# Problem to solve
In the records below, count every line containing "color". Reply with the number only.

** START Data section **

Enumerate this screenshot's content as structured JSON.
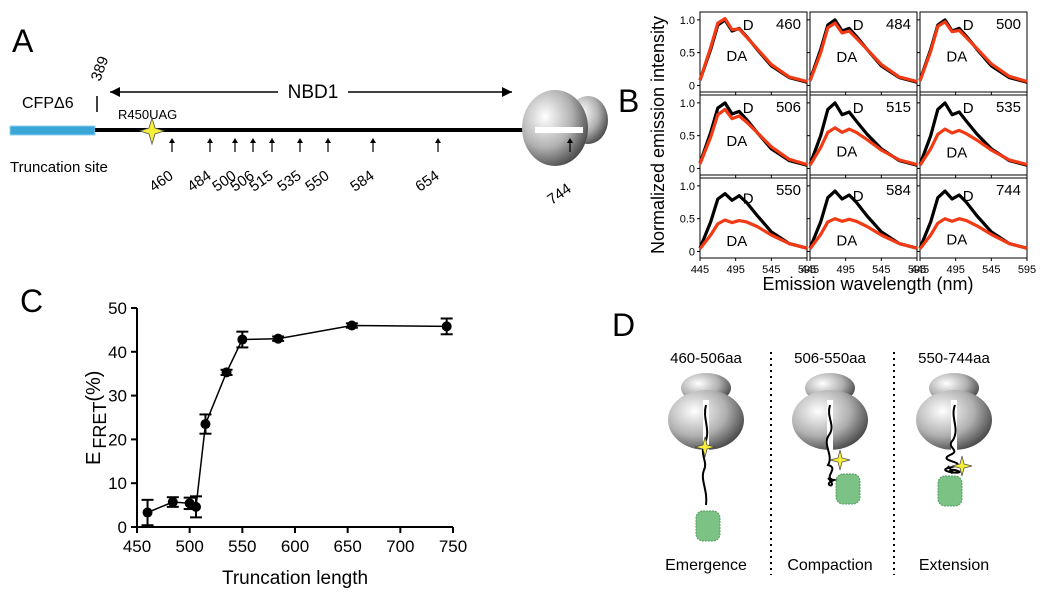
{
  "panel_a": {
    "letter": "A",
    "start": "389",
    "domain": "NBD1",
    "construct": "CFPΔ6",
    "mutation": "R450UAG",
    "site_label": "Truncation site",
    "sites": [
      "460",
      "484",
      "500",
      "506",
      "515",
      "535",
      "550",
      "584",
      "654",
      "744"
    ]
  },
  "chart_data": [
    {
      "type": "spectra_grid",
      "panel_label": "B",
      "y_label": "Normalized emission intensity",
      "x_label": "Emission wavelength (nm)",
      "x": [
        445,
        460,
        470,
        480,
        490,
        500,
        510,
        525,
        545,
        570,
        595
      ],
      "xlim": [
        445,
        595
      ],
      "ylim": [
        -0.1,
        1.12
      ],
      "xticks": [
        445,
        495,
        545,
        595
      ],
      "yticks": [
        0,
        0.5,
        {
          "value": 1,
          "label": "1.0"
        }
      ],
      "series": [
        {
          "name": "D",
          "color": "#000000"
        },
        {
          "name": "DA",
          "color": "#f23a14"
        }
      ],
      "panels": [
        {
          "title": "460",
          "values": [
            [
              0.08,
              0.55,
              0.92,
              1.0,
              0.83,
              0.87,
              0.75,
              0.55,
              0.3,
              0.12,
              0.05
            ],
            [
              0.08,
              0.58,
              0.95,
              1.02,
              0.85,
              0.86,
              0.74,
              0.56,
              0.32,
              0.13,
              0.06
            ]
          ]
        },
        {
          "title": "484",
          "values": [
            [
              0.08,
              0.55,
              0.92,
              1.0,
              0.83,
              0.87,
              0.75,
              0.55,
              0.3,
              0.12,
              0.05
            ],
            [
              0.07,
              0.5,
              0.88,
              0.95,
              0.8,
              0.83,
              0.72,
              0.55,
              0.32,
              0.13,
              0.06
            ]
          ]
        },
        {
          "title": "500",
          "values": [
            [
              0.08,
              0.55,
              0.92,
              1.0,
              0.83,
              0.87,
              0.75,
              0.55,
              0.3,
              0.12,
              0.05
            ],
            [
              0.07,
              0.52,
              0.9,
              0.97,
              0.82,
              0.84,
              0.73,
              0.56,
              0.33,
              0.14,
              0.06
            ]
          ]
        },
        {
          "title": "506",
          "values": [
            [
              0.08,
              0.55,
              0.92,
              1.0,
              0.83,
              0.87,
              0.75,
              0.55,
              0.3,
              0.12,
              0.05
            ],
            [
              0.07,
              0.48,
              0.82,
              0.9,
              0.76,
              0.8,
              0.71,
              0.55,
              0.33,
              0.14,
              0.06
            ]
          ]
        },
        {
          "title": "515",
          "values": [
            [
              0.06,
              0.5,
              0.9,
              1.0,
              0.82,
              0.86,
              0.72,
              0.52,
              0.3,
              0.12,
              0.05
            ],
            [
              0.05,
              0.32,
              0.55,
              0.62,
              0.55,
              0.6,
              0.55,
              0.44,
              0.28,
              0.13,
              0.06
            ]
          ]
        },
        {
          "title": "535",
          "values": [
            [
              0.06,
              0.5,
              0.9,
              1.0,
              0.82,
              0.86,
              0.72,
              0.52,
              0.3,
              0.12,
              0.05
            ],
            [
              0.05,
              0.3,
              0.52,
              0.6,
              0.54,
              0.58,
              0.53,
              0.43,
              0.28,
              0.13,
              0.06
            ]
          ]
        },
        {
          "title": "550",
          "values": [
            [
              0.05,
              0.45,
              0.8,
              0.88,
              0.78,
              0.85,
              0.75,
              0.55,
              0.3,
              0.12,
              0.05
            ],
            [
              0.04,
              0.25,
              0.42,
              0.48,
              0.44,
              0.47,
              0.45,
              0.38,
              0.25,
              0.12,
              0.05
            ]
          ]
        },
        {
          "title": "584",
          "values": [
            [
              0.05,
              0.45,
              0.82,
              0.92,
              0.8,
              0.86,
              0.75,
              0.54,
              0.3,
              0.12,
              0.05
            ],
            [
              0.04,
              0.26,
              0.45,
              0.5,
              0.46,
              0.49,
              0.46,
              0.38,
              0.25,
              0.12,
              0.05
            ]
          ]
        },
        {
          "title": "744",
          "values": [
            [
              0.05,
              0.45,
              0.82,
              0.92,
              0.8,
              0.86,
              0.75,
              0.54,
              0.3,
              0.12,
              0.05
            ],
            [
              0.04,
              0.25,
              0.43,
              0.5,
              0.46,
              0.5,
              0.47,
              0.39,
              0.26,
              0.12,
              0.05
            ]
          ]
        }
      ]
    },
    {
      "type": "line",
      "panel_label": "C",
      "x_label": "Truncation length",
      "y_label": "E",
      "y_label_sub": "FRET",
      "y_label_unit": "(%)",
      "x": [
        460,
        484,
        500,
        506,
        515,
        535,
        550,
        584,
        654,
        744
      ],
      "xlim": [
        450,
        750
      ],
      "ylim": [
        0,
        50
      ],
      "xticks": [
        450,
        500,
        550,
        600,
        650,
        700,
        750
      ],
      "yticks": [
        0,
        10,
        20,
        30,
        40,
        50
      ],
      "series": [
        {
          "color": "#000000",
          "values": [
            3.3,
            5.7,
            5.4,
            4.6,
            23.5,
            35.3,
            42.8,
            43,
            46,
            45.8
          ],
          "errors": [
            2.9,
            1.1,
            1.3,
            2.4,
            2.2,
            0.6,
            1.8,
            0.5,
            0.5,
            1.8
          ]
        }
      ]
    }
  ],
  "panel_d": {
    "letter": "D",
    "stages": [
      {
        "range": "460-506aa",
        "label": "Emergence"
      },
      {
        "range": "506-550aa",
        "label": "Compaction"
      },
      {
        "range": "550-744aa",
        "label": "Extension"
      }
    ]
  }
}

** END Data section **
** START Data section **

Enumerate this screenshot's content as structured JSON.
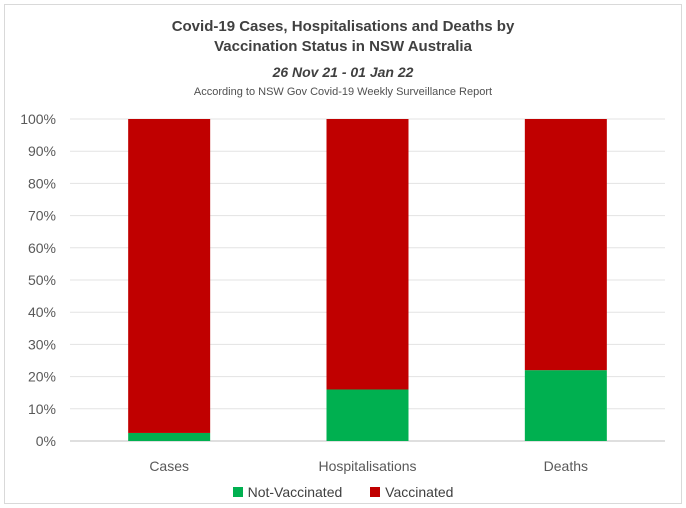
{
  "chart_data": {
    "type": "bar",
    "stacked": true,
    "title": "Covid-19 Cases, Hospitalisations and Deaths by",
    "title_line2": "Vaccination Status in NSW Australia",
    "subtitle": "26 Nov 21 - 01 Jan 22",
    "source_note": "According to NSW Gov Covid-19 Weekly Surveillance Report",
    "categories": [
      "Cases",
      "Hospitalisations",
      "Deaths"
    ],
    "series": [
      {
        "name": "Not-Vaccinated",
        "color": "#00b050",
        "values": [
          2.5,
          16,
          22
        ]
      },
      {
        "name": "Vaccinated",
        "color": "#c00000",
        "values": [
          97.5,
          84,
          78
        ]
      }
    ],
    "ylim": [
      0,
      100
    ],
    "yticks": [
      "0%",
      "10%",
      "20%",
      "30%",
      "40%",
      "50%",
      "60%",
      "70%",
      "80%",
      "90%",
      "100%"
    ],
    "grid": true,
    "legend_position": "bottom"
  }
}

** END Data section **

# Task response
5